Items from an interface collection
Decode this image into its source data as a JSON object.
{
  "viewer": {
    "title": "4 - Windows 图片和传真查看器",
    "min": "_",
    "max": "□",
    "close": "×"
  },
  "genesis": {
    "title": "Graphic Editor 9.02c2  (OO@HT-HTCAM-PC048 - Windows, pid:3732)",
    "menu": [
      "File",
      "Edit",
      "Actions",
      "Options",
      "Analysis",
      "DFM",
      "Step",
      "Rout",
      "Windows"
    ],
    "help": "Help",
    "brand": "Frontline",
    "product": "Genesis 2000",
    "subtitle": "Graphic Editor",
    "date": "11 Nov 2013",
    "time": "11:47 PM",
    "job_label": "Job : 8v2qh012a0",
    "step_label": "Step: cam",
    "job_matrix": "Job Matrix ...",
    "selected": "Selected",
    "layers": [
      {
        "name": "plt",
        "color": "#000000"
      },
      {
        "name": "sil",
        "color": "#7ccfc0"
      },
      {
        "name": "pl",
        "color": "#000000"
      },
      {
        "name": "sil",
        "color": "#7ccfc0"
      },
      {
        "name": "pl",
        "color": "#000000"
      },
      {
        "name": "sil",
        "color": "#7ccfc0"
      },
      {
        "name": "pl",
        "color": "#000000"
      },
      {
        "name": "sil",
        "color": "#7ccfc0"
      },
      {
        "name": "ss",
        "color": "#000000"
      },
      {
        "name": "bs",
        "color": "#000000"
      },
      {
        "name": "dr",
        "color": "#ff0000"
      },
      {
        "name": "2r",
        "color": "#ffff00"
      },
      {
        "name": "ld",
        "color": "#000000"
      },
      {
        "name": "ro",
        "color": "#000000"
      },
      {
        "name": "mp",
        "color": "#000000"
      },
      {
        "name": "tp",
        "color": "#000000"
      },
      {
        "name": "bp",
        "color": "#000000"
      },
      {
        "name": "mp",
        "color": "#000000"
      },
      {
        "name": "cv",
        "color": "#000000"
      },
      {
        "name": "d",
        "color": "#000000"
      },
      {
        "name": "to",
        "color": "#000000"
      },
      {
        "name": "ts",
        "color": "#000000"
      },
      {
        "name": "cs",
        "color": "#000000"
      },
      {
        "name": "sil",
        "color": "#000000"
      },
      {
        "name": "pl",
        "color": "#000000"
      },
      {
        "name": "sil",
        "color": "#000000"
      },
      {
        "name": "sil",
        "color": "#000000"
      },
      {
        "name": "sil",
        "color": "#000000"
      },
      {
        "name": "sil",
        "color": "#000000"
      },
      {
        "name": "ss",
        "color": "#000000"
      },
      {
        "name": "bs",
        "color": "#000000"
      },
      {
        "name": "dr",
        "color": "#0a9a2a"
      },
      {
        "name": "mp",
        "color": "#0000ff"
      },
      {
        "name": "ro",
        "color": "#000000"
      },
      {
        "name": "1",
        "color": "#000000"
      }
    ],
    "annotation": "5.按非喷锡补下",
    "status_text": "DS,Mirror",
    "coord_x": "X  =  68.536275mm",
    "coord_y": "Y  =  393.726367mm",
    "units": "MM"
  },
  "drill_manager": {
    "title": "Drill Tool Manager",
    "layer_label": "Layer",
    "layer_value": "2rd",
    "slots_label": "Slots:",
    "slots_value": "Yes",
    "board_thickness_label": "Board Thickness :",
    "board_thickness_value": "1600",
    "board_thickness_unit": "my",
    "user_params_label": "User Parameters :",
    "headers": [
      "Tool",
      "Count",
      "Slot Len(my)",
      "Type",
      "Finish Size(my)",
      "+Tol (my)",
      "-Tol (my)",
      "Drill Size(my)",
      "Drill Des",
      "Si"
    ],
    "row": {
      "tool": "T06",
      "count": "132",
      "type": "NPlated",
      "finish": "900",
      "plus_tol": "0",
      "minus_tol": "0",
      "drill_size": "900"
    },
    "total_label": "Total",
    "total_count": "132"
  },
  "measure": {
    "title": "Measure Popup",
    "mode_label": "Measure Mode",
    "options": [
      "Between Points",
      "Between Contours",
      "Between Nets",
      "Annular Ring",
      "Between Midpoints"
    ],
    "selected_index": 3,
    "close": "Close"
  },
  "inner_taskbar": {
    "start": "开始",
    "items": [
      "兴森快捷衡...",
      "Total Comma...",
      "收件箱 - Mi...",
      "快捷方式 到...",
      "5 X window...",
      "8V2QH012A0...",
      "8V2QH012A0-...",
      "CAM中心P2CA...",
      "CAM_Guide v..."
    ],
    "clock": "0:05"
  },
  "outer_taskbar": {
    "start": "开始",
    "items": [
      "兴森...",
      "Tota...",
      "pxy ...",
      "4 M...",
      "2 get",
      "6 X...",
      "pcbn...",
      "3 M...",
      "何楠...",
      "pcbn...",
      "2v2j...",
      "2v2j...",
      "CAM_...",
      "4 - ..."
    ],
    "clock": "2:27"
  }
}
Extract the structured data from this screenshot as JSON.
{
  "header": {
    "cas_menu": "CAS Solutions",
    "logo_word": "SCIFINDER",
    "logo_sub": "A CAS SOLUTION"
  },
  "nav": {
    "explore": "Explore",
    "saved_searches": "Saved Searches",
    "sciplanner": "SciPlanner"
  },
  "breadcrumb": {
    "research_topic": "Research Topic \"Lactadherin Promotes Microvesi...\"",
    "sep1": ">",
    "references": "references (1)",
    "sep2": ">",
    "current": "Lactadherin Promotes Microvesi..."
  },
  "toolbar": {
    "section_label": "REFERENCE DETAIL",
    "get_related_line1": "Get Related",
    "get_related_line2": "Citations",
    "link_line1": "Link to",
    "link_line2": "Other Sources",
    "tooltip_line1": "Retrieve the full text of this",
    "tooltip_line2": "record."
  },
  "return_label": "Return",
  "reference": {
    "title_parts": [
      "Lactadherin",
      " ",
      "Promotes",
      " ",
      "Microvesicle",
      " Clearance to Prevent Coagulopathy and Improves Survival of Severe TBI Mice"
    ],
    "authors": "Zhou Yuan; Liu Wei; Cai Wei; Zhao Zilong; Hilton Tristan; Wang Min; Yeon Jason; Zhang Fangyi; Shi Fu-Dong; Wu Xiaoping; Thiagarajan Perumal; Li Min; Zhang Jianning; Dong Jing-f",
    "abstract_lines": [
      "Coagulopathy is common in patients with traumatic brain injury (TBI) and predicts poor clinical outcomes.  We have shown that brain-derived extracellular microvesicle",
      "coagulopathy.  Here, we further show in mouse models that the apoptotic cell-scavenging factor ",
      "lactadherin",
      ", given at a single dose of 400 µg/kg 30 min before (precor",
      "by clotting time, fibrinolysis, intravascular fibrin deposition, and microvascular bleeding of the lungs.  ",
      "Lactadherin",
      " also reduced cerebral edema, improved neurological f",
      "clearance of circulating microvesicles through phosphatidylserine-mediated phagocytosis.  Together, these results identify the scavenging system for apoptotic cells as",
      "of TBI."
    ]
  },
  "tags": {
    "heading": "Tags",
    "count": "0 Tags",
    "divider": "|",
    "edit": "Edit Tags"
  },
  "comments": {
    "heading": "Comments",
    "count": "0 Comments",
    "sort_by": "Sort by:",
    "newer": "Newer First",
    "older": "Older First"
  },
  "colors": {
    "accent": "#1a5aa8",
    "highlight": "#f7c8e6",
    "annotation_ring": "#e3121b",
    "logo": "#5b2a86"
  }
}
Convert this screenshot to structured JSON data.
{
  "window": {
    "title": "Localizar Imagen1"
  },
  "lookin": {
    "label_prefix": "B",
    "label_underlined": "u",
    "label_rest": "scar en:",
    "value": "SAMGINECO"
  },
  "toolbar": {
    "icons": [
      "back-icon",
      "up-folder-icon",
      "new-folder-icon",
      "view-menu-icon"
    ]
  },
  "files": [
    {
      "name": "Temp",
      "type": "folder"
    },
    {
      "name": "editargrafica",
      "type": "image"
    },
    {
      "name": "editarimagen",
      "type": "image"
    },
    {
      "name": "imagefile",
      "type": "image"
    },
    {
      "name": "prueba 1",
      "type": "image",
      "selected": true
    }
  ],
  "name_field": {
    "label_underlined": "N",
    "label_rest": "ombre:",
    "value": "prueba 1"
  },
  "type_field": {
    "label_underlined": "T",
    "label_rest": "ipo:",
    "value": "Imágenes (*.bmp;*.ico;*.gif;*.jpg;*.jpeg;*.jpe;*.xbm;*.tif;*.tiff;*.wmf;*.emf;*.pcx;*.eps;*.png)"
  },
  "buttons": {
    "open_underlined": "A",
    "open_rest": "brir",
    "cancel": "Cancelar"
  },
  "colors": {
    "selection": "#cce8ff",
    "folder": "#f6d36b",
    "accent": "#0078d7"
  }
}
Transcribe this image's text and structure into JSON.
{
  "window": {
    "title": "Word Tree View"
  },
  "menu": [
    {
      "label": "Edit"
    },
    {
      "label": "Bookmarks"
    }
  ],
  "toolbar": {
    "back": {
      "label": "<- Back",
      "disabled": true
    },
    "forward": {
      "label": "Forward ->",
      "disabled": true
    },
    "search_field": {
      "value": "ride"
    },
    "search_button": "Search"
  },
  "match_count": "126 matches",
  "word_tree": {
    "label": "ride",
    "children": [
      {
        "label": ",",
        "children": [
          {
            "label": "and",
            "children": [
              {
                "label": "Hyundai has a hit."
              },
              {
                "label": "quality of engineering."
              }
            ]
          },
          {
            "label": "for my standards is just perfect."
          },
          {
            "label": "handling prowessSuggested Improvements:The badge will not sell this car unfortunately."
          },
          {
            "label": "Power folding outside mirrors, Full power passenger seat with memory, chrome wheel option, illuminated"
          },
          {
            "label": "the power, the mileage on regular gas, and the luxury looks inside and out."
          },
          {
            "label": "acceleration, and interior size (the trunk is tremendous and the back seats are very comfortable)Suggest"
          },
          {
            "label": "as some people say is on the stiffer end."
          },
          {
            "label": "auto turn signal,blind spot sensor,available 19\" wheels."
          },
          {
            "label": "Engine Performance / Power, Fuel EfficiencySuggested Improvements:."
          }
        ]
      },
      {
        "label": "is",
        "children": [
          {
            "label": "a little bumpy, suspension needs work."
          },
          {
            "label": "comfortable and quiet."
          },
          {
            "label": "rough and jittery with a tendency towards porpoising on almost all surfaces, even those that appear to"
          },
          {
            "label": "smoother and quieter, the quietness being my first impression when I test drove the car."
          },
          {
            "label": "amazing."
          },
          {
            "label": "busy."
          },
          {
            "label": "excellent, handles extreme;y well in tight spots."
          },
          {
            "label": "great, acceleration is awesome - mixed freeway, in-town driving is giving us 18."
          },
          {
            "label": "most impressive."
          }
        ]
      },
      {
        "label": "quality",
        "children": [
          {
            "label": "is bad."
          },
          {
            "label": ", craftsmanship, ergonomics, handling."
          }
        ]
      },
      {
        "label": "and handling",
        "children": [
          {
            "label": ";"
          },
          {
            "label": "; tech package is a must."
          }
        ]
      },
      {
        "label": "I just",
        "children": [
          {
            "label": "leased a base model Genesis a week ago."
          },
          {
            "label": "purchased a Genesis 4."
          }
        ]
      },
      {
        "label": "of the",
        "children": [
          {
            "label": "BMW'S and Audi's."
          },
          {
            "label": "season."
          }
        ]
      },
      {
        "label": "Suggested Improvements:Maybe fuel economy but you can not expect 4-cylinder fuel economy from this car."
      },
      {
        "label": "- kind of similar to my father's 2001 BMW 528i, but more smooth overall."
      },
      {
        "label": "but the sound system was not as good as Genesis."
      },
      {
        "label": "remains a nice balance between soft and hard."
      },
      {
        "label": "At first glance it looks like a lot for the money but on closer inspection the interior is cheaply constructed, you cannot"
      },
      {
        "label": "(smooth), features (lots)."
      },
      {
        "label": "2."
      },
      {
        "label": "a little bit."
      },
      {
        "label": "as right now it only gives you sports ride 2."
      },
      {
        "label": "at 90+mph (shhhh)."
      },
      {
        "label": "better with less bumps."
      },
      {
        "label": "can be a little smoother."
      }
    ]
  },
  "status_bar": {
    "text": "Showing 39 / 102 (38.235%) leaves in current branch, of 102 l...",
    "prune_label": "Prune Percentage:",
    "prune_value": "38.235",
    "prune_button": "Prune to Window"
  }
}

◆ **Aim of the exercise**
Wherever the string "folder" appears in the records above, copy the line it sits in.

◆ **Completed exercise**
      "up-folder-icon",
      "new-folder-icon",
      "type": "folder"
    "folder": "#f6d36b",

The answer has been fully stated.